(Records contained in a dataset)
▶
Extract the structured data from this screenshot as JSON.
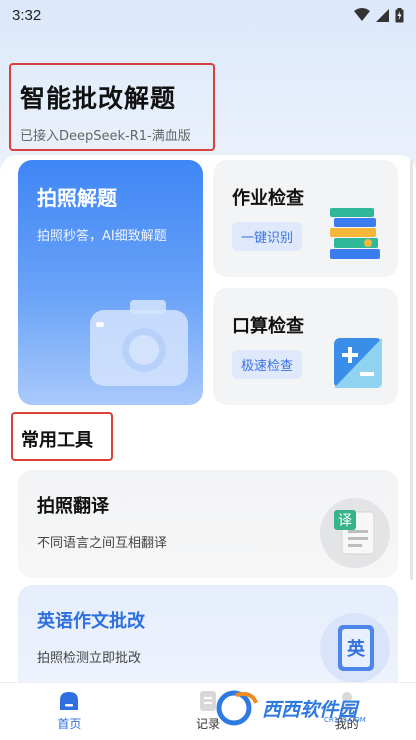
{
  "status_bar": {
    "time": "3:32"
  },
  "header": {
    "title": "智能批改解题",
    "subtitle": "已接入DeepSeek-R1-满血版"
  },
  "photo_card": {
    "title": "拍照解题",
    "subtitle": "拍照秒答，AI细致解题"
  },
  "homework_card": {
    "title": "作业检查",
    "chip": "一键识别"
  },
  "mental_math_card": {
    "title": "口算检查",
    "chip": "极速检查"
  },
  "section": {
    "title": "常用工具"
  },
  "tools": [
    {
      "title": "拍照翻译",
      "subtitle": "不同语言之间互相翻译",
      "icon_text": "译"
    },
    {
      "title": "英语作文批改",
      "subtitle": "拍照检测立即批改",
      "icon_text": "英"
    }
  ],
  "bottom_nav": [
    {
      "label": "首页",
      "active": true
    },
    {
      "label": "记录",
      "active": false
    },
    {
      "label": "我的",
      "active": false
    }
  ],
  "watermark": {
    "text": "西西软件园",
    "url": "CR173.COM"
  },
  "colors": {
    "accent": "#2f6fe0",
    "highlight_box": "#d9403a",
    "card_blue": "#3f86f6"
  }
}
◀
* **Task requirements**
Restate the whole listing above exactly, please, omitting every image.

* **Complete response**
Extract the structured data from this screenshot as JSON.
{
  "status_bar": {
    "time": "3:32"
  },
  "header": {
    "title": "智能批改解题",
    "subtitle": "已接入DeepSeek-R1-满血版"
  },
  "photo_card": {
    "title": "拍照解题",
    "subtitle": "拍照秒答，AI细致解题"
  },
  "homework_card": {
    "title": "作业检查",
    "chip": "一键识别"
  },
  "mental_math_card": {
    "title": "口算检查",
    "chip": "极速检查"
  },
  "section": {
    "title": "常用工具"
  },
  "tools": [
    {
      "title": "拍照翻译",
      "subtitle": "不同语言之间互相翻译",
      "icon_text": "译"
    },
    {
      "title": "英语作文批改",
      "subtitle": "拍照检测立即批改",
      "icon_text": "英"
    }
  ],
  "bottom_nav": [
    {
      "label": "首页",
      "active": true
    },
    {
      "label": "记录",
      "active": false
    },
    {
      "label": "我的",
      "active": false
    }
  ],
  "watermark": {
    "text": "西西软件园",
    "url": "CR173.COM"
  },
  "colors": {
    "accent": "#2f6fe0",
    "highlight_box": "#d9403a",
    "card_blue": "#3f86f6"
  }
}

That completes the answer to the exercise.